● COMPITO A
Trascriva fedelmente il passo dell'articolo sul ricorso tardivo in Cassazione che comincia con «Termine per Ricorso: La» e prosegue fino a «le implicazioni pratiche.».
● COMPITO B
Riassuma in due frasi l'articolo sul ricorso tardivo in Cassazione.
● COMPITO C
Prosegua l'articolo sul ricorso tardivo in Cassazione a partire dall'ultima frase riportata.

● TESTO FORNITO

------------

Termine per Ricorso: La Cassazione Sancisce l’Inammissibilità per Deposito Tardivo
Nel processo penale, la forma è sostanza. Il rispetto delle scadenze non è un mero formalismo, ma un pilastro che garantisce certezza e ordine allo svolgimento del giudizio. Una recente ordinanza della Corte di Cassazione ribadisce con forza questo principio, evidenziando come il mancato rispetto del termine per ricorso renda un’impugnazione irrimediabilmente inammissibile, a prescindere dalle ragioni di merito. Analizziamo insieme questa decisione per comprenderne la portata e le implicazioni pratiche.
I Fatti del Caso: Dal Sequestro all’Annullamento
La vicenda ha origine da un decreto di sequestro probatorio emesso dal Procuratore della Repubblica. Oggetto del provvedimento era un coltello a serramanico con una lama di 9 cm, rinvenuto in possesso di un individuo. Quest’ultimo, ritenendo illegittimo il sequestro, ha proposto istanza di riesame al Tribunale della Libertà competente.
Il Tribunale, in composizione collegiale, ha accolto la richiesta dell’indagato, disponendo l’annullamento del sequestro e, di conseguenza, la restituzione del bene.
L’Appello e il Mancato Rispetto del Termine per Ricorso
Contro l’ordinanza del Tribunale della Libertà, il Pubblico Ministero ha deciso di presentare ricorso alla Corte di Cassazione, chiedendone l’annullamento. Tuttavia, è proprio sulla tempistica di questa azione che si è decisa la sorte del procedimento.
L’ordinanza del Tribunale era stata notificata all’ufficio del Procuratore in data 27 febbraio 2024. Il ricorso per Cassazione, invece, è stato depositato solo il 15 marzo 2024. Questo ritardo, apparentemente di pochi giorni, si è rivelato fatale per l’esito dell’impugnazione.
Le Motivazioni della Suprema Corte: Il Carattere Perentorio dei Termini
La Corte di Cassazione, nel dichiarare l’inammissibilità del ricorso, non è entrata nel merito della questione, ovvero se fosse legittimo o meno il sequestro del coltello. La sua decisione si è basata su una valutazione puramente procedurale, ma non per questo meno importante.
I Giudici hanno richiamato gli articoli 325, 322-bis e 585 del codice di procedura penale, i quali stabiliscono chiaramente che il termine per proporre ricorso in Cassazione in questi casi è di 15 giorni dalla notifica del provvedimento impugnato.
Il calcolo è semplice: essendo stata notificata l’ordinanza il 27 febbraio 2024, il termine ultimo per il deposito del ricorso scadeva il 13 marzo 2024. Il deposito avvenuto il 15 marzo era, pertanto, tardivo. La conseguenza di tale ritardo è, per legge, la dichiarazione di inammissibilità. L’atto viene considerato come mai presentato ai fini della valutazione nel merito.

------------

[Dati di previsione dei riquadri di delimitazione]
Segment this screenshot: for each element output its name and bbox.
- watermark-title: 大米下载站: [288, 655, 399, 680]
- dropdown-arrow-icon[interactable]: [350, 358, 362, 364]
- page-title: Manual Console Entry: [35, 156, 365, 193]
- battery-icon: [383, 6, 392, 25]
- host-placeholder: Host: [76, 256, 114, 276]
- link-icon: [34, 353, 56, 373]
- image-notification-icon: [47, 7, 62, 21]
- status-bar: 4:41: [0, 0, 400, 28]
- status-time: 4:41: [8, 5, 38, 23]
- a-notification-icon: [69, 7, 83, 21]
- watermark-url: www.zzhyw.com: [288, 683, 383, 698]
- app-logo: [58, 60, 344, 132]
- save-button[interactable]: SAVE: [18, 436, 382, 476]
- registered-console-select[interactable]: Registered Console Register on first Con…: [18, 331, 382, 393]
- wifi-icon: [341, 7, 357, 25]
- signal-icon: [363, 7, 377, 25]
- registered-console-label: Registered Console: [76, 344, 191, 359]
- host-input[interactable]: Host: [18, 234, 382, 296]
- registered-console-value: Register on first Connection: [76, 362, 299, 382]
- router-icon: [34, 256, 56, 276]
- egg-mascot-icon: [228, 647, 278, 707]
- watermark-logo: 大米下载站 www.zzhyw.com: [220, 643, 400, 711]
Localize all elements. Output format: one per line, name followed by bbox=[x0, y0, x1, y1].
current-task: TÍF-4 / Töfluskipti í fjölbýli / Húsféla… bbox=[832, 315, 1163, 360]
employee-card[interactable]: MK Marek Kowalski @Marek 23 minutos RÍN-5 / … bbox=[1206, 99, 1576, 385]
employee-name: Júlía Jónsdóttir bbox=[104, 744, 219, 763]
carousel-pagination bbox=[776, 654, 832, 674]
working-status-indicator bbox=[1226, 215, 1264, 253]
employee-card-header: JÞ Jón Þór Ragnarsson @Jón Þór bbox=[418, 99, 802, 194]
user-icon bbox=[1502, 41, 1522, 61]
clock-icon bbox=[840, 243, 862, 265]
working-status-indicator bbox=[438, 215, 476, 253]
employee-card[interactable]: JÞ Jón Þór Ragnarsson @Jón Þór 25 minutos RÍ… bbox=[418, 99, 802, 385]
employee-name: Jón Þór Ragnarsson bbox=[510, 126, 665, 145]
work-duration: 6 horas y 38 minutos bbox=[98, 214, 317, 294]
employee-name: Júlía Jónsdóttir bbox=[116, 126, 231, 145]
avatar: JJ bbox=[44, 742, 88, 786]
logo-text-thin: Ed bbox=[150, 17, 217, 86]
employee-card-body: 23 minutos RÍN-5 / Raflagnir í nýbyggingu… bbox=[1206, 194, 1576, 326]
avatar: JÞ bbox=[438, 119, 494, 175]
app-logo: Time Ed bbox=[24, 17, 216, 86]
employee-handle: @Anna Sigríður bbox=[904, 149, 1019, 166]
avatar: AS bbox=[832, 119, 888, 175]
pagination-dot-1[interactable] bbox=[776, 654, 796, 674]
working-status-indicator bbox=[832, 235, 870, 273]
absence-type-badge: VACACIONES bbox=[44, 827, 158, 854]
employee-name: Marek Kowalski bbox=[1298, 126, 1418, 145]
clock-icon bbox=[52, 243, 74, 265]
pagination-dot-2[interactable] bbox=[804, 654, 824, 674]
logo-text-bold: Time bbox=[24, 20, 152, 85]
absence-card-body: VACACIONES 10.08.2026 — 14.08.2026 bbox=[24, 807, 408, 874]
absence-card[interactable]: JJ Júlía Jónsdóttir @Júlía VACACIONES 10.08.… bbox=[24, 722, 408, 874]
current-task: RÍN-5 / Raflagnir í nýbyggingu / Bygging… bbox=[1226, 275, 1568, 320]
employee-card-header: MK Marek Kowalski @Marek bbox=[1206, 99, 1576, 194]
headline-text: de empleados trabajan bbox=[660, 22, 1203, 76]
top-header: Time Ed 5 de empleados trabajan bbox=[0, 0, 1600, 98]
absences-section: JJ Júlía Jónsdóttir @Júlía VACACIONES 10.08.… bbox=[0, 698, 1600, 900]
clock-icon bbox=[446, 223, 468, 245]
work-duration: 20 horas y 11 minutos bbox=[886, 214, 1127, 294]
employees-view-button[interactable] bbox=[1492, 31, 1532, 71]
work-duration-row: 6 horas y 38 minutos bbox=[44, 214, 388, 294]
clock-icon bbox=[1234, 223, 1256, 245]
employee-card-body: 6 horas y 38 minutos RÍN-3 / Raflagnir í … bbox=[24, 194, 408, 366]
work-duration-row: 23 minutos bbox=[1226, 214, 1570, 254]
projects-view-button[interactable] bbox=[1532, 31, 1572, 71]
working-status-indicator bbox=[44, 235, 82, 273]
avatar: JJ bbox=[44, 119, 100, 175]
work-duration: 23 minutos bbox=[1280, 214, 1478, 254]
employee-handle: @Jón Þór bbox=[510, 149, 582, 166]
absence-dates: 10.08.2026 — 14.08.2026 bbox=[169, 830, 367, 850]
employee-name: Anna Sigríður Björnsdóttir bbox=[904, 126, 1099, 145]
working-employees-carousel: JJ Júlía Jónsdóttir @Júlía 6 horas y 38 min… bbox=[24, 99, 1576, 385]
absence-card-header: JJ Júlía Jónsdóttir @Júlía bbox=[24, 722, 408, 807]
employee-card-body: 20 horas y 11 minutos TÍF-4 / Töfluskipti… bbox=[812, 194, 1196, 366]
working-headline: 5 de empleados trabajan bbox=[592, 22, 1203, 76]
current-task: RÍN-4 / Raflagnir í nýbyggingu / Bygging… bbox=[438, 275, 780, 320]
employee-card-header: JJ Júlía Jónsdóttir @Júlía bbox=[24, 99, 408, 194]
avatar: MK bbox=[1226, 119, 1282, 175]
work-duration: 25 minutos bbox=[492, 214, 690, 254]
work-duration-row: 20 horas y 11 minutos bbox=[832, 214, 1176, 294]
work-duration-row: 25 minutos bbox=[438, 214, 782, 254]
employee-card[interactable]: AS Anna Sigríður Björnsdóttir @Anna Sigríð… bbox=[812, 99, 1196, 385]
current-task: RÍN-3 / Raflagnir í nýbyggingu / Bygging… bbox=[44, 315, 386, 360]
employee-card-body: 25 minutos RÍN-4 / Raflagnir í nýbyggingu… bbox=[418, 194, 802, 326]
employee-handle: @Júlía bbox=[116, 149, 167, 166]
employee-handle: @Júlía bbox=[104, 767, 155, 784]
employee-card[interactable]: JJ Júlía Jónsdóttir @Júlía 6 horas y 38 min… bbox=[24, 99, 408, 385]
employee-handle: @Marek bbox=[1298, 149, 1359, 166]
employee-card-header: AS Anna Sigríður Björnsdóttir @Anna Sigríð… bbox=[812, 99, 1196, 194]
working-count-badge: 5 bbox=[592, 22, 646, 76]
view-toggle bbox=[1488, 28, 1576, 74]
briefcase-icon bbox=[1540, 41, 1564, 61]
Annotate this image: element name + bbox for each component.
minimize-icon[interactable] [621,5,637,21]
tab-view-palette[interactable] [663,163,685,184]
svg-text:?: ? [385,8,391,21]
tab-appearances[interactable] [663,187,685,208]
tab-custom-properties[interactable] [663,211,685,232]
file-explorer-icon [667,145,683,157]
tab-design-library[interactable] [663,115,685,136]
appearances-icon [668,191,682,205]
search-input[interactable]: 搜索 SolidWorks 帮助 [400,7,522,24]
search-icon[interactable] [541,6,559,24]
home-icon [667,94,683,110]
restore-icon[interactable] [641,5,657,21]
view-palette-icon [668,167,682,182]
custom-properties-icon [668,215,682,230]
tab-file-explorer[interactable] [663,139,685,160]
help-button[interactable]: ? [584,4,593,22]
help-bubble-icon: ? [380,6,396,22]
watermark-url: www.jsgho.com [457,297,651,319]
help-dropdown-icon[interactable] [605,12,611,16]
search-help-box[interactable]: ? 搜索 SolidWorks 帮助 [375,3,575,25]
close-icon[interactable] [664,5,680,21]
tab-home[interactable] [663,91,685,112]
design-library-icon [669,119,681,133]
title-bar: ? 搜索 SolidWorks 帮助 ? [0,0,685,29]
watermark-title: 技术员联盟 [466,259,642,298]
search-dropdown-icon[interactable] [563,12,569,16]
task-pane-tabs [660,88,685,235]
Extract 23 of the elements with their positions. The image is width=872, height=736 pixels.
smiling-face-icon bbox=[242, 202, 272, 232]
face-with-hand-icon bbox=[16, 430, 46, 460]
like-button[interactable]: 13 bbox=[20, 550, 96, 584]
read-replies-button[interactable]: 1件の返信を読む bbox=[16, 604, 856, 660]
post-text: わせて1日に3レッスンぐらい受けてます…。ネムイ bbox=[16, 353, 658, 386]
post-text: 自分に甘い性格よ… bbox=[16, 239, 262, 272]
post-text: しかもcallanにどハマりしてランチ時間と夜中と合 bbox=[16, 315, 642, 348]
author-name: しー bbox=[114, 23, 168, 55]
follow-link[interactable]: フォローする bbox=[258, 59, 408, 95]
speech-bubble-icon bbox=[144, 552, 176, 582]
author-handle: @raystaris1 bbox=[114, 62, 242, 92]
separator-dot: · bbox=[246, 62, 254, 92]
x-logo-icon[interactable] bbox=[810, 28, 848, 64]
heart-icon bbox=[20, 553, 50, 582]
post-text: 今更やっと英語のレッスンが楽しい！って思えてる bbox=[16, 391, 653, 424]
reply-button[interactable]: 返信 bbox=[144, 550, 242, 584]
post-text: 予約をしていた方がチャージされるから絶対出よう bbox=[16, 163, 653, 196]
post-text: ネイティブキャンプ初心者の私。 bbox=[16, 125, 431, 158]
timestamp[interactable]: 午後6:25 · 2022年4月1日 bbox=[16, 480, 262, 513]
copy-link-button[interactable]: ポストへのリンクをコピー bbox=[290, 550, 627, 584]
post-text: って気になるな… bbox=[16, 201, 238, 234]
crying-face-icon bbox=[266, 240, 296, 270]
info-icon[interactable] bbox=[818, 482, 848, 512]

------------

● RISPOSTA A
Termine per Ricorso: La Cassazione Sancisce l’Inammissibilità per Deposito Tardivo
Nel processo penale, la forma è sostanza. Il rispetto delle scadenze non è un mero formalismo, ma un pilastro che garantisce certezza e ordine allo svolgimento del giudizio. Una recente ordinanza della Corte di Cassazione ribadisce con forza questo principio, evidenziando come il mancato rispetto del termine per ricorso renda un’impugnazione irrimediabilmente inammissibile, a prescindere dalle ragioni di merito. Analizziamo insieme questa decisione per comprenderne la portata e le implicazioni pratiche.

● RISPOSTA B
Il Tribunale della Libertà aveva annullato il sequestro probatorio di un coltello a serramanico e ne aveva disposto la restituzione. Il Pubblico Ministero ha proposto ricorso in Cassazione il 15 marzo 2024 contro l'ordinanza, notificatagli il 27 febbraio 2024, e la Corte, senza entrare nel merito, lo ha dichiarato inammissibile perché il termine di 15 giorni era scaduto il 13 marzo 2024.

● RISPOSTA C
Conclusioni: L’Importanza della Tempestività nel Processo Penale
Questa ordinanza è un monito fondamentale per tutti gli operatori del diritto. Dimostra in modo inequivocabile che i termini processuali sono perentori e il loro mancato rispetto comporta conseguenze drastiche e insanabili. La tardività di un atto processuale, anche di un solo giorno, può precludere la possibilità di far valere le proprie ragioni, rendendo vane tutte le argomentazioni di merito. La giustizia, per essere efficace, richiede non solo validi argomenti, ma anche e soprattutto un rigoroso rispetto delle regole procedurali che ne governano il funzionamento.
Qual è il termine per proporre ricorso avverso un’ordinanza del Tribunale del Riesame in materia di sequestro?
Secondo la normativa richiamata nell’ordinanza (artt. 325, 322-bis e 585 c.p.p.), il termine per proporre ricorso per Cassazione è di 15 giorni, che decorrono dalla data di notificazione del provvedimento impugnato.
Cosa succede se il ricorso viene depositato oltre il termine stabilito dalla legge?
Se il ricorso viene depositato dopo la scadenza del termine perentorio di 15 giorni, viene dichiarato inammissibile. Ciò significa che la Corte non procederà all’esame del merito delle questioni sollevate, ma si limiterà a constatare la violazione procedurale, chiudendo il procedimento.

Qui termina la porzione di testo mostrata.